Input records =>

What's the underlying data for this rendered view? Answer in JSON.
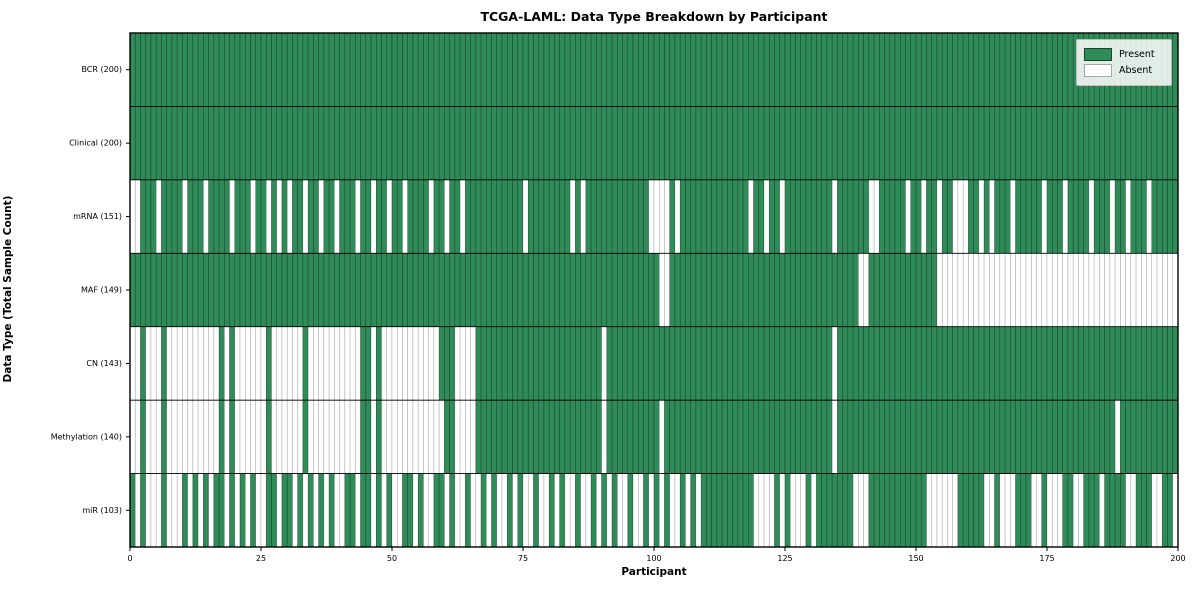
{
  "chart_data": {
    "type": "heatmap",
    "title": "TCGA-LAML: Data Type Breakdown by Participant",
    "xlabel": "Participant",
    "ylabel": "Data Type (Total Sample Count)",
    "x_ticks": [
      0,
      25,
      50,
      75,
      100,
      125,
      150,
      175,
      200
    ],
    "x_range": [
      0,
      200
    ],
    "n_participants": 200,
    "grid": "row-separators",
    "legend_position": "upper right",
    "colors": {
      "present": "#2f8c59",
      "absent": "#ffffff",
      "present_edge": "rgba(10,40,25,0.65)",
      "absent_edge": "rgba(0,0,0,0.28)",
      "axis": "#000000"
    },
    "legend": [
      {
        "label": "Present",
        "color": "#2f8c59"
      },
      {
        "label": "Absent",
        "color": "#ffffff"
      }
    ],
    "rows": [
      {
        "label": "BCR (200)",
        "data_type": "BCR",
        "present_count": 200,
        "presence": "11111111111111111111111111111111111111111111111111111111111111111111111111111111111111111111111111111111111111111111111111111111111111111111111111111111111111111111111111111111111111111111111111111111"
      },
      {
        "label": "Clinical (200)",
        "data_type": "Clinical",
        "present_count": 200,
        "presence": "11111111111111111111111111111111111111111111111111111111111111111111111111111111111111111111111111111111111111111111111111111111111111111111111111111111111111111111111111111111111111111111111111111111"
      },
      {
        "label": "mRNA (151)",
        "data_type": "mRNA",
        "present_count": 151,
        "presence": "00111011110111011110111011010101101101101110110110110111101101101111111111101111111101011111111111100001011111111111110110110111111111011111100111110110110110001101011101111101110111101110110111011111"
      },
      {
        "label": "MAF (149)",
        "data_type": "MAF",
        "present_count": 149,
        "presence": "11111111111111111111111111111111111111111111111111111111111111111111111111111111111111111111111111111001111111111111111111111111111111111110011111111111110000000000000000000000000000000000000000000000"
      },
      {
        "label": "CN (143)",
        "data_type": "CN",
        "present_count": 143,
        "presence": "00100010000000000101000000100000010000000000110100000000000111000011111111111111111111111101111111111111111111111111111111111111111111011111111111111111111111111111111111111111111111111111111111111111"
      },
      {
        "label": "Methylation (140)",
        "data_type": "Methylation",
        "present_count": 140,
        "presence": "00100010000000000101000000100000010000000000110100000000000011000011111111111111111111111101111111111011111111111111111111111111111111011111111111111111111111111111111111111111111111111111011111111111"
      },
      {
        "label": "miR (103)",
        "data_type": "miR",
        "present_count": 103,
        "presence": "10100010001010101101010100110110101010100110110101001101001101001001010010100100101001001010100100101010010101111111111000010100010111111100011111111111000000111110010001110010001100111011110011100110"
      }
    ]
  }
}
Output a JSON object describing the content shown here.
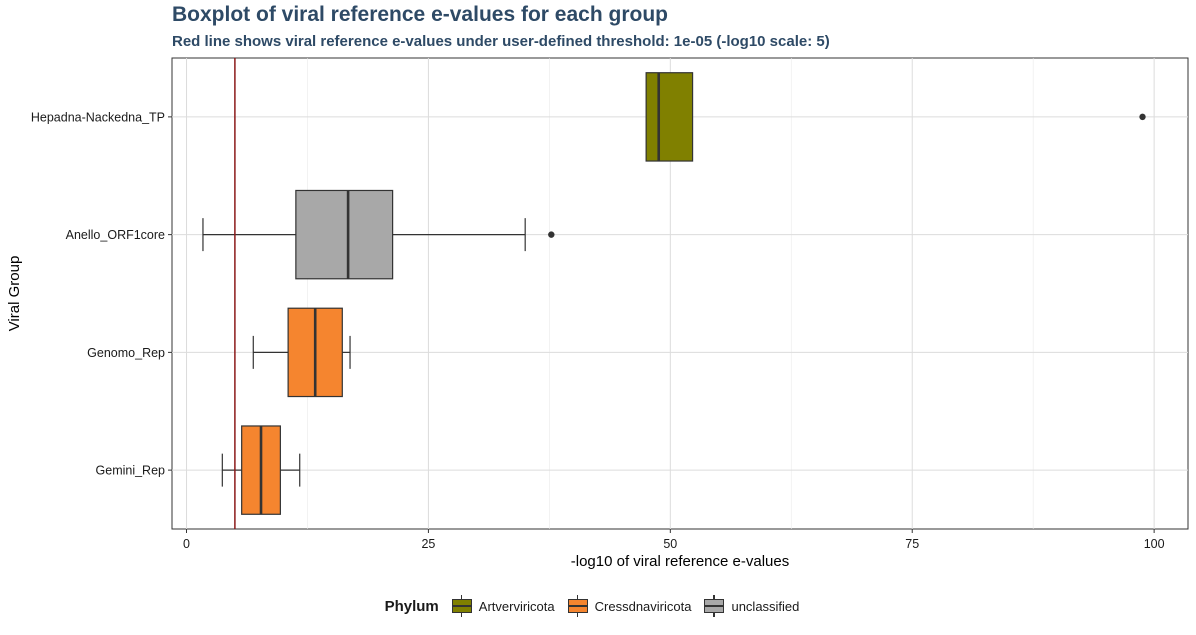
{
  "chart_data": {
    "type": "boxplot",
    "title": "Boxplot of viral reference e-values for each group",
    "subtitle": "Red line shows viral reference e-values under user-defined threshold: 1e-05 (-log10 scale: 5)",
    "xlabel": "-log10 of viral reference e-values",
    "ylabel": "Viral Group",
    "xlim": [
      -1.5,
      103.5
    ],
    "x_ticks": [
      0,
      25,
      50,
      75,
      100
    ],
    "threshold": 5,
    "threshold_color": "#8b1a1a",
    "grid": true,
    "legend_position": "bottom",
    "legend_title": "Phylum",
    "legend": [
      {
        "name": "Artverviricota",
        "color": "#808000"
      },
      {
        "name": "Cressdnaviricota",
        "color": "#f5852f"
      },
      {
        "name": "unclassified",
        "color": "#a8a8a8"
      }
    ],
    "categories": [
      "Hepadna-Nackedna_TP",
      "Anello_ORF1core",
      "Genomo_Rep",
      "Gemini_Rep"
    ],
    "boxes": [
      {
        "group": "Hepadna-Nackedna_TP",
        "phylum": "Artverviricota",
        "whisker_low": 47.5,
        "q1": 47.5,
        "median": 48.8,
        "q3": 52.3,
        "whisker_high": 52.3,
        "outliers": [
          98.8
        ]
      },
      {
        "group": "Anello_ORF1core",
        "phylum": "unclassified",
        "whisker_low": 1.7,
        "q1": 11.3,
        "median": 16.7,
        "q3": 21.3,
        "whisker_high": 35.0,
        "outliers": [
          37.7
        ]
      },
      {
        "group": "Genomo_Rep",
        "phylum": "Cressdnaviricota",
        "whisker_low": 6.9,
        "q1": 10.5,
        "median": 13.3,
        "q3": 16.1,
        "whisker_high": 16.9,
        "outliers": []
      },
      {
        "group": "Gemini_Rep",
        "phylum": "Cressdnaviricota",
        "whisker_low": 3.7,
        "q1": 5.7,
        "median": 7.7,
        "q3": 9.7,
        "whisker_high": 11.7,
        "outliers": []
      }
    ]
  }
}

Exercise directions => Set down the material above exactly as it reads, but not its pictures.

Answer =>
What's the underlying data for this rendered view? Answer in JSON.
{
  "chart_data": {
    "type": "heatmap",
    "title": "TCGA-LAML: Data Type Breakdown by Participant",
    "xlabel": "Participant",
    "ylabel": "Data Type (Total Sample Count)",
    "x_ticks": [
      0,
      25,
      50,
      75,
      100,
      125,
      150,
      175,
      200
    ],
    "x_range": [
      0,
      200
    ],
    "n_participants": 200,
    "grid": "row-separators",
    "legend_position": "upper right",
    "colors": {
      "present": "#2f8c59",
      "absent": "#ffffff",
      "present_edge": "rgba(10,40,25,0.65)",
      "absent_edge": "rgba(0,0,0,0.28)",
      "axis": "#000000"
    },
    "legend": [
      {
        "label": "Present",
        "color": "#2f8c59"
      },
      {
        "label": "Absent",
        "color": "#ffffff"
      }
    ],
    "rows": [
      {
        "label": "BCR (200)",
        "data_type": "BCR",
        "present_count": 200,
        "presence": "11111111111111111111111111111111111111111111111111111111111111111111111111111111111111111111111111111111111111111111111111111111111111111111111111111111111111111111111111111111111111111111111111111111"
      },
      {
        "label": "Clinical (200)",
        "data_type": "Clinical",
        "present_count": 200,
        "presence": "11111111111111111111111111111111111111111111111111111111111111111111111111111111111111111111111111111111111111111111111111111111111111111111111111111111111111111111111111111111111111111111111111111111"
      },
      {
        "label": "mRNA (151)",
        "data_type": "mRNA",
        "present_count": 151,
        "presence": "00111011110111011110111011010101101101101110110110110111101101101111111111101111111101011111111111100001011111111111110110110111111111011111100111110110110110001101011101111101110111101110110111011111"
      },
      {
        "label": "MAF (149)",
        "data_type": "MAF",
        "present_count": 149,
        "presence": "11111111111111111111111111111111111111111111111111111111111111111111111111111111111111111111111111111001111111111111111111111111111111111110011111111111110000000000000000000000000000000000000000000000"
      },
      {
        "label": "CN (143)",
        "data_type": "CN",
        "present_count": 143,
        "presence": "00100010000000000101000000100000010000000000110100000000000111000011111111111111111111111101111111111111111111111111111111111111111111011111111111111111111111111111111111111111111111111111111111111111"
      },
      {
        "label": "Methylation (140)",
        "data_type": "Methylation",
        "present_count": 140,
        "presence": "00100010000000000101000000100000010000000000110100000000000011000011111111111111111111111101111111111011111111111111111111111111111111011111111111111111111111111111111111111111111111111111011111111111"
      },
      {
        "label": "miR (103)",
        "data_type": "miR",
        "present_count": 103,
        "presence": "10100010001010101101010100110110101010100110110101001101001101001001010010100100101001001010100100101010010101111111111000010100010111111100011111111111000000111110010001110010001100111011110011100110"
      }
    ]
  }
}
Output a JSON object describing the content shown here.
{
  "chart_data": {
    "type": "boxplot",
    "title": "Boxplot of viral reference e-values for each group",
    "subtitle": "Red line shows viral reference e-values under user-defined threshold: 1e-05 (-log10 scale: 5)",
    "xlabel": "-log10 of viral reference e-values",
    "ylabel": "Viral Group",
    "xlim": [
      -1.5,
      103.5
    ],
    "x_ticks": [
      0,
      25,
      50,
      75,
      100
    ],
    "threshold": 5,
    "threshold_color": "#8b1a1a",
    "grid": true,
    "legend_position": "bottom",
    "legend_title": "Phylum",
    "legend": [
      {
        "name": "Artverviricota",
        "color": "#808000"
      },
      {
        "name": "Cressdnaviricota",
        "color": "#f5852f"
      },
      {
        "name": "unclassified",
        "color": "#a8a8a8"
      }
    ],
    "categories": [
      "Hepadna-Nackedna_TP",
      "Anello_ORF1core",
      "Genomo_Rep",
      "Gemini_Rep"
    ],
    "boxes": [
      {
        "group": "Hepadna-Nackedna_TP",
        "phylum": "Artverviricota",
        "whisker_low": 47.5,
        "q1": 47.5,
        "median": 48.8,
        "q3": 52.3,
        "whisker_high": 52.3,
        "outliers": [
          98.8
        ]
      },
      {
        "group": "Anello_ORF1core",
        "phylum": "unclassified",
        "whisker_low": 1.7,
        "q1": 11.3,
        "median": 16.7,
        "q3": 21.3,
        "whisker_high": 35.0,
        "outliers": [
          37.7
        ]
      },
      {
        "group": "Genomo_Rep",
        "phylum": "Cressdnaviricota",
        "whisker_low": 6.9,
        "q1": 10.5,
        "median": 13.3,
        "q3": 16.1,
        "whisker_high": 16.9,
        "outliers": []
      },
      {
        "group": "Gemini_Rep",
        "phylum": "Cressdnaviricota",
        "whisker_low": 3.7,
        "q1": 5.7,
        "median": 7.7,
        "q3": 9.7,
        "whisker_high": 11.7,
        "outliers": []
      }
    ]
  }
}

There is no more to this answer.